Dataset rows about figures
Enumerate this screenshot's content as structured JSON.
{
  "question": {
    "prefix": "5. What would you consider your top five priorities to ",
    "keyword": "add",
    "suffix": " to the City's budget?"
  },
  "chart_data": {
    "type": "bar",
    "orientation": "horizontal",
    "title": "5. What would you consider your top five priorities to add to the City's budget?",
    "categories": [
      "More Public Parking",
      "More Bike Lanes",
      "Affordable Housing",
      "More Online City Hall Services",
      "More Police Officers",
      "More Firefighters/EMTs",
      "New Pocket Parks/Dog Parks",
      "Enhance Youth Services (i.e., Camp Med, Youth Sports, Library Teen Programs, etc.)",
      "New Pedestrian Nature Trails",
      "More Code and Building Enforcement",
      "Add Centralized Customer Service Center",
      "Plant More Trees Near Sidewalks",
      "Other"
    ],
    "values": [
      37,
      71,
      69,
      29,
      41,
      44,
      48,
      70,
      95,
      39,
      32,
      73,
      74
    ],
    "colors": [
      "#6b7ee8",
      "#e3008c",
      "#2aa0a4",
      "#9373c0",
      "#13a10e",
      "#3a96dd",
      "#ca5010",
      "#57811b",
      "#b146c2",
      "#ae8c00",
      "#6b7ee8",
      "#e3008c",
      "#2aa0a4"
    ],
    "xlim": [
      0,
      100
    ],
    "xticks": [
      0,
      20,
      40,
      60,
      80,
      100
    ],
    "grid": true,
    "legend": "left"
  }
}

Exercise =
Take every line from the data above that holds "Services" and copy it out.

Output of the task =
      "More Online City Hall Services",
      "Enhance Youth Services (i.e., Camp Med, Youth Sports, Library Teen Programs, etc.)",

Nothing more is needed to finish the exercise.